Each line that holds the word "subject" counts once; give the total number of such lines and nothing else.

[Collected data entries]
----------

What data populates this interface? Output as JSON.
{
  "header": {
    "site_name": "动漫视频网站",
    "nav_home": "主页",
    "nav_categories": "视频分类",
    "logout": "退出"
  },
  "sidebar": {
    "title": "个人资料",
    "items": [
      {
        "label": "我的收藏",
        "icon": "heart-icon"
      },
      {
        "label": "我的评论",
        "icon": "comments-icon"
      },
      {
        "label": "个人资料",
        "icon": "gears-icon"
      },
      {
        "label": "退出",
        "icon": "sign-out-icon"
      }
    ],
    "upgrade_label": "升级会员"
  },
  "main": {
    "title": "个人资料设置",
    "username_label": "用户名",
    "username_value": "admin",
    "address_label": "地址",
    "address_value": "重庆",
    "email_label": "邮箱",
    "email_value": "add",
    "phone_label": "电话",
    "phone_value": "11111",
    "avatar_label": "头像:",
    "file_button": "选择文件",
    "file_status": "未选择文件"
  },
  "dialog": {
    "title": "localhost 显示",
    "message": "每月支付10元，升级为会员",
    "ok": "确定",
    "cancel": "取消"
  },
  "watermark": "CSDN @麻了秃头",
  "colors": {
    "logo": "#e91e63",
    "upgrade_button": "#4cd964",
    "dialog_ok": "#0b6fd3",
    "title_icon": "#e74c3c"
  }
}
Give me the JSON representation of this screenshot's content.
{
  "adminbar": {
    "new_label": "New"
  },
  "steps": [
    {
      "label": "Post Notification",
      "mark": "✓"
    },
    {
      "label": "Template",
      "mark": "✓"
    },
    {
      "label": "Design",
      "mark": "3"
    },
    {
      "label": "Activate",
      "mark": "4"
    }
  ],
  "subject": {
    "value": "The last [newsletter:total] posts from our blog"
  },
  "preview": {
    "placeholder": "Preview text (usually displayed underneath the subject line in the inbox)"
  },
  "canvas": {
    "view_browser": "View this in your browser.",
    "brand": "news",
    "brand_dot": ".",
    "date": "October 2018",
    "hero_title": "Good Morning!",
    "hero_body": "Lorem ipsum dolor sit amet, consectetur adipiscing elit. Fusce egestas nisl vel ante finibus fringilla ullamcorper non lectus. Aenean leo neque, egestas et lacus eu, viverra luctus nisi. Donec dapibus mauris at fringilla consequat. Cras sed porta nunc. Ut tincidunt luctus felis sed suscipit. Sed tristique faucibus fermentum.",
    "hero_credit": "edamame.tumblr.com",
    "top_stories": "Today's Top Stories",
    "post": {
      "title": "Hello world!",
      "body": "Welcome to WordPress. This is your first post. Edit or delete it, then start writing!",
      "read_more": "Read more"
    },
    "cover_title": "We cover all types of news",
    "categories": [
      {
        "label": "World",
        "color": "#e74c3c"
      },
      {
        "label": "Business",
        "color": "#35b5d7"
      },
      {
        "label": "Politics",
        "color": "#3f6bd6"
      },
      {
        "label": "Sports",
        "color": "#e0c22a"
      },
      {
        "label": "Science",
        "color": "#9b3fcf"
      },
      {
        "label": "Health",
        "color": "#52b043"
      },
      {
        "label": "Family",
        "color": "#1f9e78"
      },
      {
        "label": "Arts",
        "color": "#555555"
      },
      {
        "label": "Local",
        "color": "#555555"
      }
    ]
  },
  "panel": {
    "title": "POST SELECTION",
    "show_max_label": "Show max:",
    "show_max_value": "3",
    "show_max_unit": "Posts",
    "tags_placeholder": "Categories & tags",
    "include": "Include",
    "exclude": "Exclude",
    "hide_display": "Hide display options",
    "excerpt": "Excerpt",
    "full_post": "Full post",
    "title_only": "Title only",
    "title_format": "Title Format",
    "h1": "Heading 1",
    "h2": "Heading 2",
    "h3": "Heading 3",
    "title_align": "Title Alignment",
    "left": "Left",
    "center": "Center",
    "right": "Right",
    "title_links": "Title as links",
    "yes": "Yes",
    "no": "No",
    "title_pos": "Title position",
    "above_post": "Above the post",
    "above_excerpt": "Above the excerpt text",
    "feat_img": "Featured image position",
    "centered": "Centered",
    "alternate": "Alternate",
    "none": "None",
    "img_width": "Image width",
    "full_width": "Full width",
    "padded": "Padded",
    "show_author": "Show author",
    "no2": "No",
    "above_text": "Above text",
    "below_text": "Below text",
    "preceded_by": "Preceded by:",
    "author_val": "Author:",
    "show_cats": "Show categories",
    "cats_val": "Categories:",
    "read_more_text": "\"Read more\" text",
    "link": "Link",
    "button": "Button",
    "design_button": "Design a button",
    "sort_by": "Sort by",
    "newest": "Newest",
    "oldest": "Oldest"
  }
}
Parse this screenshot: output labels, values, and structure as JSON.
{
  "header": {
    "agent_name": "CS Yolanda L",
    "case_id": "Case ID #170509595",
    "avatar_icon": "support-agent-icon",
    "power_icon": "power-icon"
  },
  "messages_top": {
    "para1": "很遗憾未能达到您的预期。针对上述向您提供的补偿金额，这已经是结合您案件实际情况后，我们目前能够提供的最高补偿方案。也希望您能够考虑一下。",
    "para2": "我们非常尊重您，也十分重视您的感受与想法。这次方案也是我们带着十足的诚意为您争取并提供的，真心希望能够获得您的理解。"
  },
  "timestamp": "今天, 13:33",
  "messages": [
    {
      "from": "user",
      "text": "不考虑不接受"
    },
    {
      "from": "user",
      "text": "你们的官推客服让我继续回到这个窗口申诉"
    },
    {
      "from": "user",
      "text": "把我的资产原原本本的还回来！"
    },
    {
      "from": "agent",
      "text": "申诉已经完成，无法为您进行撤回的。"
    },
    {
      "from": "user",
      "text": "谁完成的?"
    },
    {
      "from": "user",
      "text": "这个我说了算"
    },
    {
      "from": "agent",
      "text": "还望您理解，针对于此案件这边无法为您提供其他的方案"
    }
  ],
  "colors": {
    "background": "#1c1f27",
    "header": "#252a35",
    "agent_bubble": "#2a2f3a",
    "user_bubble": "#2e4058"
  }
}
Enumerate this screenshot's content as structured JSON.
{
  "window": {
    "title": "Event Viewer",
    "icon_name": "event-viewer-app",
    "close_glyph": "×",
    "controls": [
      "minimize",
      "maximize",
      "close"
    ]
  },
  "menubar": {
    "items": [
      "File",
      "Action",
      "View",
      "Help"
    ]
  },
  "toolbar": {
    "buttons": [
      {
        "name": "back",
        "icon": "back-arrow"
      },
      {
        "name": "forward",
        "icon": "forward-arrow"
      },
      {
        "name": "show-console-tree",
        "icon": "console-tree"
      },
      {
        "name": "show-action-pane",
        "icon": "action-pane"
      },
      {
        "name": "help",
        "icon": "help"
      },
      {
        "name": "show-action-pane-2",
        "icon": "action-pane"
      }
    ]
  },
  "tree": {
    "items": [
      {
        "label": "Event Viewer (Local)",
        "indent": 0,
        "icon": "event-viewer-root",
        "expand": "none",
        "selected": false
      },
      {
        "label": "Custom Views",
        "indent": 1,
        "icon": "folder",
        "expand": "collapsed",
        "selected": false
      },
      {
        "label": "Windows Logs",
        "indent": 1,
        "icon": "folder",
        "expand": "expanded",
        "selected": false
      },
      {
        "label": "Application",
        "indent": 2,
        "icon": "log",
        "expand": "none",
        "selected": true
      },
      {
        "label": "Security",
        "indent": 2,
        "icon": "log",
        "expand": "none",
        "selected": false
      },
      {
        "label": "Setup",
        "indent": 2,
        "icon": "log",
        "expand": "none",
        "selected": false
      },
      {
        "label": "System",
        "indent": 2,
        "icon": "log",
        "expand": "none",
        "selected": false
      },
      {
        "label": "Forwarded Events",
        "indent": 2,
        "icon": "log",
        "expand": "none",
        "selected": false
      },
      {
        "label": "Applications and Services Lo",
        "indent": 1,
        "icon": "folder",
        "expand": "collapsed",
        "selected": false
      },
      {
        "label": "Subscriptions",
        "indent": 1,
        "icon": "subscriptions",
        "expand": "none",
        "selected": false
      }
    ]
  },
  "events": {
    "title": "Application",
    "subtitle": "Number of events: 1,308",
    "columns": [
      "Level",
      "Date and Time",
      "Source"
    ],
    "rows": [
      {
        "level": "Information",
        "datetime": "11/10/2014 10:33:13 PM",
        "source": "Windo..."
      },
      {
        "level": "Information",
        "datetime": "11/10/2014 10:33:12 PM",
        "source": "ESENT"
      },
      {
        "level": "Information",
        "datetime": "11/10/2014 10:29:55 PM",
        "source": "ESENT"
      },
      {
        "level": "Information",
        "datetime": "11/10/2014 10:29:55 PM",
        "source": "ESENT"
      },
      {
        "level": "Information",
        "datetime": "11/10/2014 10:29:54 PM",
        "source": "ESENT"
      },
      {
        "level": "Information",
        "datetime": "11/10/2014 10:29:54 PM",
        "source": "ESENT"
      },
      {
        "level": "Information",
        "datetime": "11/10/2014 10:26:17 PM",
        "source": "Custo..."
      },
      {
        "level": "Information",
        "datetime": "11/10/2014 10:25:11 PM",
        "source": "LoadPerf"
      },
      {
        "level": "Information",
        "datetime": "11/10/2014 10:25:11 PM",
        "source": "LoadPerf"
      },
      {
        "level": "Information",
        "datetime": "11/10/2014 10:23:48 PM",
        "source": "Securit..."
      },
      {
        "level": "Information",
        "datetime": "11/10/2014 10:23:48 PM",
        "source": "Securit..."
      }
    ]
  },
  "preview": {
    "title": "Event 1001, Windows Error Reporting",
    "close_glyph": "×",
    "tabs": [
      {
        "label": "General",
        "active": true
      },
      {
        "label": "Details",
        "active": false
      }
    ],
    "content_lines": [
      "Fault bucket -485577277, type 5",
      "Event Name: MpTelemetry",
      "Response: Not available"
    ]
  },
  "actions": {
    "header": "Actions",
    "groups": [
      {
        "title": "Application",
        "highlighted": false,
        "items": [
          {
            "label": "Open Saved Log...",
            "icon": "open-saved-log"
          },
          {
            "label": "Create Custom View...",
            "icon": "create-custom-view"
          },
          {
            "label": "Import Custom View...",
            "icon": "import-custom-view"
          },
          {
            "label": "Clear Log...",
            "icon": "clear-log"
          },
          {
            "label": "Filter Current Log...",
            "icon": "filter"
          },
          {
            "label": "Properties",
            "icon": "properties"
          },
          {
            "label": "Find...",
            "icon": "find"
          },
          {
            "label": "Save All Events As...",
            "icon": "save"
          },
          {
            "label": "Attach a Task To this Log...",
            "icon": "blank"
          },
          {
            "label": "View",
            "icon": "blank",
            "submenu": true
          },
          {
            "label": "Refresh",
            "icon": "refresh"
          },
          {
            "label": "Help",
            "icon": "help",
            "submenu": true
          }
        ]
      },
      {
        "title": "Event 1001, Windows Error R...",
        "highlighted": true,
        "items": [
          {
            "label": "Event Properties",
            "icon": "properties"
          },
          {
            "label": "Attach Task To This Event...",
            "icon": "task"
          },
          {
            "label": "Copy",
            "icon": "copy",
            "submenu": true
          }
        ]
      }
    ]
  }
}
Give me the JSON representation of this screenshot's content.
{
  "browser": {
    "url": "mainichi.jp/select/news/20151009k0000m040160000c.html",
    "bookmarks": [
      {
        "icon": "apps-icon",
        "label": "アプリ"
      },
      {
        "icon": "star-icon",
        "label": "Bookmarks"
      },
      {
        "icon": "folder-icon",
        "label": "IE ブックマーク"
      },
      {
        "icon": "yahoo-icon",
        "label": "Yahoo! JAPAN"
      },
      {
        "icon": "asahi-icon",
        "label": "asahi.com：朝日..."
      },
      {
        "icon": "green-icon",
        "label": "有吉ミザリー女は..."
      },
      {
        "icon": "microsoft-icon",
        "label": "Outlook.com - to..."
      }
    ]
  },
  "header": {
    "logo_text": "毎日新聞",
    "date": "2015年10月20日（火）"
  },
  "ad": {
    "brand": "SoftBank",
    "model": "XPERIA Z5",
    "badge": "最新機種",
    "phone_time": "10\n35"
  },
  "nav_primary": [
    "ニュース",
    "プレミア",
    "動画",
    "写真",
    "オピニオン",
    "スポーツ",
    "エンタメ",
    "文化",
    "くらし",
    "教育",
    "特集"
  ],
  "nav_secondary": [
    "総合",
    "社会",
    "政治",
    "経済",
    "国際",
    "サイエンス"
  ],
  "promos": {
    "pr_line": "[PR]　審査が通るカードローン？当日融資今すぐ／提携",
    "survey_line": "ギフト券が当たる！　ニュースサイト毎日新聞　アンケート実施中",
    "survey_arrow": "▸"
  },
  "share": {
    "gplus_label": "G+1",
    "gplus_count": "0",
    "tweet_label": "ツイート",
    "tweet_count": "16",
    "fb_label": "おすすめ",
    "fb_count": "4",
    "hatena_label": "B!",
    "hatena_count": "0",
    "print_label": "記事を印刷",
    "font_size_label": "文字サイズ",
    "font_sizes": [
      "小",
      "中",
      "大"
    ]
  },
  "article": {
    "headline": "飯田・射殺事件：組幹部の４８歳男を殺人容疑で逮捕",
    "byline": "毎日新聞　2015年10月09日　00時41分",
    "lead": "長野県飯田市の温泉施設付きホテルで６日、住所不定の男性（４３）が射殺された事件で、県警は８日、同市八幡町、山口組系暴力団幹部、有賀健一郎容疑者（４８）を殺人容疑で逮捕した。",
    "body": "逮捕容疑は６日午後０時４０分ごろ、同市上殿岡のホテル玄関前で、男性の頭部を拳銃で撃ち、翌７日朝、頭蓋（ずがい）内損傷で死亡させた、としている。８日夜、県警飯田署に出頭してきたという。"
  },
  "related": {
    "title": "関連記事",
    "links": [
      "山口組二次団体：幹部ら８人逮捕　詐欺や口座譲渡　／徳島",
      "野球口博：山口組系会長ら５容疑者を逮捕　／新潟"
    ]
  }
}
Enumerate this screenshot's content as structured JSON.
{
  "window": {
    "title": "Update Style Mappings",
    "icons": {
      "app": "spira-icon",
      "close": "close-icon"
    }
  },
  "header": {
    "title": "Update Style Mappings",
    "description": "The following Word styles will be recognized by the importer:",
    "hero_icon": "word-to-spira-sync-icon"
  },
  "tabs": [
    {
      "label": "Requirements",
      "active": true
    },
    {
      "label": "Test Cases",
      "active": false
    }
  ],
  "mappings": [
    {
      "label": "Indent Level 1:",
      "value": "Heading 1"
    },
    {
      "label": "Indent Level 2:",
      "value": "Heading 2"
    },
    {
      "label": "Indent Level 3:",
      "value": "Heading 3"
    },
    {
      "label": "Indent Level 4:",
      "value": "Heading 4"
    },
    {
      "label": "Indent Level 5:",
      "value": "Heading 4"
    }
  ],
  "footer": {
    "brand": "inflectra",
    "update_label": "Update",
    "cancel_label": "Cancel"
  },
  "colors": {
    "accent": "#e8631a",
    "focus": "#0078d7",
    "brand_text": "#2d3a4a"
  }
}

----------

RESPONSE TO THE TASK: 2